* **What you should do**: Starting with the line that contains "Type out the text in this image.", reproduce each line through the end of the listing below, with no other output.

** Start **

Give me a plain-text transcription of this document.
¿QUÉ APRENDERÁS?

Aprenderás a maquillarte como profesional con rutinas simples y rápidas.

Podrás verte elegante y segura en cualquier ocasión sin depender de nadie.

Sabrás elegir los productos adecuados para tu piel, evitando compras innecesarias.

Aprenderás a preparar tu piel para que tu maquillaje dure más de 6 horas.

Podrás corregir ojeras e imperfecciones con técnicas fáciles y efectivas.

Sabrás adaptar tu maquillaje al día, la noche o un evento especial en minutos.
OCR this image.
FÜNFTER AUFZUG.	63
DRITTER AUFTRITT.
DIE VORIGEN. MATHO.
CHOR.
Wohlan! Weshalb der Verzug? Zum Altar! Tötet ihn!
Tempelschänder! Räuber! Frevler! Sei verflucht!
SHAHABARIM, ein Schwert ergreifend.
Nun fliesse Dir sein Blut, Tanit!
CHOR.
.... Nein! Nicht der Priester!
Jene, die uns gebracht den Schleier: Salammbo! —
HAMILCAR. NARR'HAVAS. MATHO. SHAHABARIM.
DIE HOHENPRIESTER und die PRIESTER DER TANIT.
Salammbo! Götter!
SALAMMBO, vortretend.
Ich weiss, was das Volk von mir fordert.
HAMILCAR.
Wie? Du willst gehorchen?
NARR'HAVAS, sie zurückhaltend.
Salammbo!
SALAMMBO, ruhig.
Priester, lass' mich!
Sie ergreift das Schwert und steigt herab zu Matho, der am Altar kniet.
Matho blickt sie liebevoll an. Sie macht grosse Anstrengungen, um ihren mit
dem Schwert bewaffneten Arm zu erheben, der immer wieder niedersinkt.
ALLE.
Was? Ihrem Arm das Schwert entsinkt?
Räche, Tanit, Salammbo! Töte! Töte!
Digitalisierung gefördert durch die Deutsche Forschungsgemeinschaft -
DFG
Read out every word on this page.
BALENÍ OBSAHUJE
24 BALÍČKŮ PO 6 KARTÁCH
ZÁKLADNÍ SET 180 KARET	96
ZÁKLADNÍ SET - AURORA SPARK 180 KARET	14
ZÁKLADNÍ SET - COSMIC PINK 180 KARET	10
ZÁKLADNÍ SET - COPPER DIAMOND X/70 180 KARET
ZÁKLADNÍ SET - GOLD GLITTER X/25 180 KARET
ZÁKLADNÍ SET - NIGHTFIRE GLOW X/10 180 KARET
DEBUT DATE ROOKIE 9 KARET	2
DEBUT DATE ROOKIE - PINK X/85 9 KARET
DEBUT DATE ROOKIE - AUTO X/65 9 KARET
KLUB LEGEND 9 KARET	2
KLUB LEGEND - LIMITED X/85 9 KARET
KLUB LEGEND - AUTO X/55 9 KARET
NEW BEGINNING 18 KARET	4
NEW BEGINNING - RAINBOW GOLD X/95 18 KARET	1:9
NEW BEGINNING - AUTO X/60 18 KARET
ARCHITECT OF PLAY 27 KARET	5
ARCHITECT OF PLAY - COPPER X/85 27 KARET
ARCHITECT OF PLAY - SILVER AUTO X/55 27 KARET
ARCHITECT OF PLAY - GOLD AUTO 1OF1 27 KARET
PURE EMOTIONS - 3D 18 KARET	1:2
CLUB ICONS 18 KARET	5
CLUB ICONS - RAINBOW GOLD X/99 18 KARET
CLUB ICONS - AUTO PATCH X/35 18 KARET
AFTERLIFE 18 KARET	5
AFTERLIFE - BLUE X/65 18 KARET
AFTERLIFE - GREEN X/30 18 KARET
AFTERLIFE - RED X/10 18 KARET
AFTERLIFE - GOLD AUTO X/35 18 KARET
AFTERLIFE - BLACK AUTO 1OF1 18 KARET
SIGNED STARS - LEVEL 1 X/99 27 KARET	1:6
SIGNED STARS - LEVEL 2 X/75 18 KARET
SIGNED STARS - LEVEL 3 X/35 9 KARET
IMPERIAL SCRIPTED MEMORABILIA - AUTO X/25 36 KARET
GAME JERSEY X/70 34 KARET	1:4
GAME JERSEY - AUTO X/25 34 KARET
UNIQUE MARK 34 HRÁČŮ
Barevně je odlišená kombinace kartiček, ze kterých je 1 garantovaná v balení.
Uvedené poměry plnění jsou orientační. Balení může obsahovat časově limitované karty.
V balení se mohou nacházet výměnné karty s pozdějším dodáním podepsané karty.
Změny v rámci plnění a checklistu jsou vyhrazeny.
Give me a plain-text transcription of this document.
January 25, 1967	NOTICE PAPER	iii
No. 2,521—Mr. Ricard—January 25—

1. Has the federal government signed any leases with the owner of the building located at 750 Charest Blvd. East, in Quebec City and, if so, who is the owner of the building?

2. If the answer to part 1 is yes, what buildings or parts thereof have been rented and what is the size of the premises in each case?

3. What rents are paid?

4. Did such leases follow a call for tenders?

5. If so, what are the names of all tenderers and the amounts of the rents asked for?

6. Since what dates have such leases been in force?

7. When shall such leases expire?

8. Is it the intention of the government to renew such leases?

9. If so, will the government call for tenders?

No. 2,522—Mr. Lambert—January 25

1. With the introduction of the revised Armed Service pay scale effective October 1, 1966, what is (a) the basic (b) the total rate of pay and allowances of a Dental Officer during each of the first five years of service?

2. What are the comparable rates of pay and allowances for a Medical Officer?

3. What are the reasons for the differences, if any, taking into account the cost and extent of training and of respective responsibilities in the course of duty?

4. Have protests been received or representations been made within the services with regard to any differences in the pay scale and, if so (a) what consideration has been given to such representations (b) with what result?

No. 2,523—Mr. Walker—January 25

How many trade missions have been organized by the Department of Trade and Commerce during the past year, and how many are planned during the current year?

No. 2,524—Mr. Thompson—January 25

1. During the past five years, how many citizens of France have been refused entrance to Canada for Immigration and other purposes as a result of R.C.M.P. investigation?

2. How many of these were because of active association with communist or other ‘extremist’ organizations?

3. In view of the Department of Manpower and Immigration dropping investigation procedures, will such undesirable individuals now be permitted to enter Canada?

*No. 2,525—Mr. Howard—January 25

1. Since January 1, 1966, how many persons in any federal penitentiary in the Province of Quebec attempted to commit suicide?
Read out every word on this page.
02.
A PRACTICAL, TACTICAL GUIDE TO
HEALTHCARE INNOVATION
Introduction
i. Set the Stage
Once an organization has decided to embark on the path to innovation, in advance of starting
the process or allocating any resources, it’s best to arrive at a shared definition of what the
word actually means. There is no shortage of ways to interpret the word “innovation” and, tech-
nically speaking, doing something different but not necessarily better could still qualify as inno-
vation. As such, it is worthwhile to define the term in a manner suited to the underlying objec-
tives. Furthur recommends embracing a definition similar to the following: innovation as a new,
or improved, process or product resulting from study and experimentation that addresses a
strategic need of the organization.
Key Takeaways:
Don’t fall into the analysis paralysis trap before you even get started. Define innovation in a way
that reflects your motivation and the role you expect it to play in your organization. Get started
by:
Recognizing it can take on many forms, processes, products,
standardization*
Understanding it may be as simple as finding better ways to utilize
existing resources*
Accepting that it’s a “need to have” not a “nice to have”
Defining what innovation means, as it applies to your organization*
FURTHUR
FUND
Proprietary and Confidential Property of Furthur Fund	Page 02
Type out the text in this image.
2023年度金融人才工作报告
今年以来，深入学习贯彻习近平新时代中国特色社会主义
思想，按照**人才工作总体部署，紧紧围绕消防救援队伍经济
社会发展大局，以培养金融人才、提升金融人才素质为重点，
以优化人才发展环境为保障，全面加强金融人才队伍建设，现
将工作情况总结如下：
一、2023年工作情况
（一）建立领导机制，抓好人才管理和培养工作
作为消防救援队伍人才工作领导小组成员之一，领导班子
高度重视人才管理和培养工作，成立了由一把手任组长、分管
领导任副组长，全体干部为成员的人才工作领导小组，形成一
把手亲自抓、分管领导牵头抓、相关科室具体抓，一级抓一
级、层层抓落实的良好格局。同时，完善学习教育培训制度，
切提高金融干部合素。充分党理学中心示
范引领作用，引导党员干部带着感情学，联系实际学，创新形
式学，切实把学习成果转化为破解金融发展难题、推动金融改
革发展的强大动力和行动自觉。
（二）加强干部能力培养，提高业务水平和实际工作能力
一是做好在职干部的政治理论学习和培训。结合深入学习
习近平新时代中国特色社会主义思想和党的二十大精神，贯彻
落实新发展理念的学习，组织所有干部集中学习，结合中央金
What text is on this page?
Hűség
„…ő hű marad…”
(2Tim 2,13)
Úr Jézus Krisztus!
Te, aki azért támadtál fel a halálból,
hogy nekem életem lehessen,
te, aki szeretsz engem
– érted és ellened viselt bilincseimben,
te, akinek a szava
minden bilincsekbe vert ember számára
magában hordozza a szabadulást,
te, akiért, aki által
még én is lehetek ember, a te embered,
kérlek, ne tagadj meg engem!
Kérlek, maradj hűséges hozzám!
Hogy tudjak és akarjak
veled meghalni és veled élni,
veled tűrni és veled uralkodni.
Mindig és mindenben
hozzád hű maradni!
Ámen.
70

** End **

* **Task solution**:
Type out the text in this image.
2023年度金融人才工作报告
今年以来，深入学习贯彻习近平新时代中国特色社会主义
思想，按照**人才工作总体部署，紧紧围绕消防救援队伍经济
社会发展大局，以培养金融人才、提升金融人才素质为重点，
以优化人才发展环境为保障，全面加强金融人才队伍建设，现
将工作情况总结如下：
一、2023年工作情况
（一）建立领导机制，抓好人才管理和培养工作
作为消防救援队伍人才工作领导小组成员之一，领导班子
高度重视人才管理和培养工作，成立了由一把手任组长、分管
领导任副组长，全体干部为成员的人才工作领导小组，形成一
把手亲自抓、分管领导牵头抓、相关科室具体抓，一级抓一
级、层层抓落实的良好格局。同时，完善学习教育培训制度，
切提高金融干部合素。充分党理学中心示
范引领作用，引导党员干部带着感情学，联系实际学，创新形
式学，切实把学习成果转化为破解金融发展难题、推动金融改
革发展的强大动力和行动自觉。
（二）加强干部能力培养，提高业务水平和实际工作能力
一是做好在职干部的政治理论学习和培训。结合深入学习
习近平新时代中国特色社会主义思想和党的二十大精神，贯彻
落实新发展理念的学习，组织所有干部集中学习，结合中央金
What text is on this page?
Hűség
„…ő hű marad…”
(2Tim 2,13)
Úr Jézus Krisztus!
Te, aki azért támadtál fel a halálból,
hogy nekem életem lehessen,
te, aki szeretsz engem
– érted és ellened viselt bilincseimben,
te, akinek a szava
minden bilincsekbe vert ember számára
magában hordozza a szabadulást,
te, akiért, aki által
még én is lehetek ember, a te embered,
kérlek, ne tagadj meg engem!
Kérlek, maradj hűséges hozzám!
Hogy tudjak és akarjak
veled meghalni és veled élni,
veled tűrni és veled uralkodni.
Mindig és mindenben
hozzád hű maradni!
Ámen.
70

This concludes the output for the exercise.